Records that describe figures:
— begin —

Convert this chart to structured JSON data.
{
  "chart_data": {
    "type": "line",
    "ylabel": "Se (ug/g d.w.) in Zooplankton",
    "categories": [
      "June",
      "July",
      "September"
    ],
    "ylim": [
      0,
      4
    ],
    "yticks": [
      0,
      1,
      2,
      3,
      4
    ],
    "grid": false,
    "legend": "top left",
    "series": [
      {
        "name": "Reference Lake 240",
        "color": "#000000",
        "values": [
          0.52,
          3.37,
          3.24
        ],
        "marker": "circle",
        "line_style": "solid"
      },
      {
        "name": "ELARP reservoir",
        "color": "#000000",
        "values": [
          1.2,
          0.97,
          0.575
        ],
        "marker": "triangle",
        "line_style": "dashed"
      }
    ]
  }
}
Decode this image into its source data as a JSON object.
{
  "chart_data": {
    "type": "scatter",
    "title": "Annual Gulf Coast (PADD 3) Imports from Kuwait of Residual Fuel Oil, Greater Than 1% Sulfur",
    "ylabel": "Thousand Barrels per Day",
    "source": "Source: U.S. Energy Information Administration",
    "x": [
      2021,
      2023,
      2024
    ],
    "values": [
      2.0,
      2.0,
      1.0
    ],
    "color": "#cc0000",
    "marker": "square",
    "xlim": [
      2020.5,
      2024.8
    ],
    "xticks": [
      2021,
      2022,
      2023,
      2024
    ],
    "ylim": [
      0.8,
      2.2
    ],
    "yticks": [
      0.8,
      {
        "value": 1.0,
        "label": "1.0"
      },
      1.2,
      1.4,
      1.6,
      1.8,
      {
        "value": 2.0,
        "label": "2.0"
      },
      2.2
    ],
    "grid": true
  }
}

— end —

Copy out the whole listing exactly as written.

Solved exercise:
Convert this chart to structured JSON data.
{
  "chart_data": {
    "type": "line",
    "ylabel": "Se (ug/g d.w.) in Zooplankton",
    "categories": [
      "June",
      "July",
      "September"
    ],
    "ylim": [
      0,
      4
    ],
    "yticks": [
      0,
      1,
      2,
      3,
      4
    ],
    "grid": false,
    "legend": "top left",
    "series": [
      {
        "name": "Reference Lake 240",
        "color": "#000000",
        "values": [
          0.52,
          3.37,
          3.24
        ],
        "marker": "circle",
        "line_style": "solid"
      },
      {
        "name": "ELARP reservoir",
        "color": "#000000",
        "values": [
          1.2,
          0.97,
          0.575
        ],
        "marker": "triangle",
        "line_style": "dashed"
      }
    ]
  }
}
Decode this image into its source data as a JSON object.
{
  "chart_data": {
    "type": "scatter",
    "title": "Annual Gulf Coast (PADD 3) Imports from Kuwait of Residual Fuel Oil, Greater Than 1% Sulfur",
    "ylabel": "Thousand Barrels per Day",
    "source": "Source: U.S. Energy Information Administration",
    "x": [
      2021,
      2023,
      2024
    ],
    "values": [
      2.0,
      2.0,
      1.0
    ],
    "color": "#cc0000",
    "marker": "square",
    "xlim": [
      2020.5,
      2024.8
    ],
    "xticks": [
      2021,
      2022,
      2023,
      2024
    ],
    "ylim": [
      0.8,
      2.2
    ],
    "yticks": [
      0.8,
      {
        "value": 1.0,
        "label": "1.0"
      },
      1.2,
      1.4,
      1.6,
      1.8,
      {
        "value": 2.0,
        "label": "2.0"
      },
      2.2
    ],
    "grid": true
  }
}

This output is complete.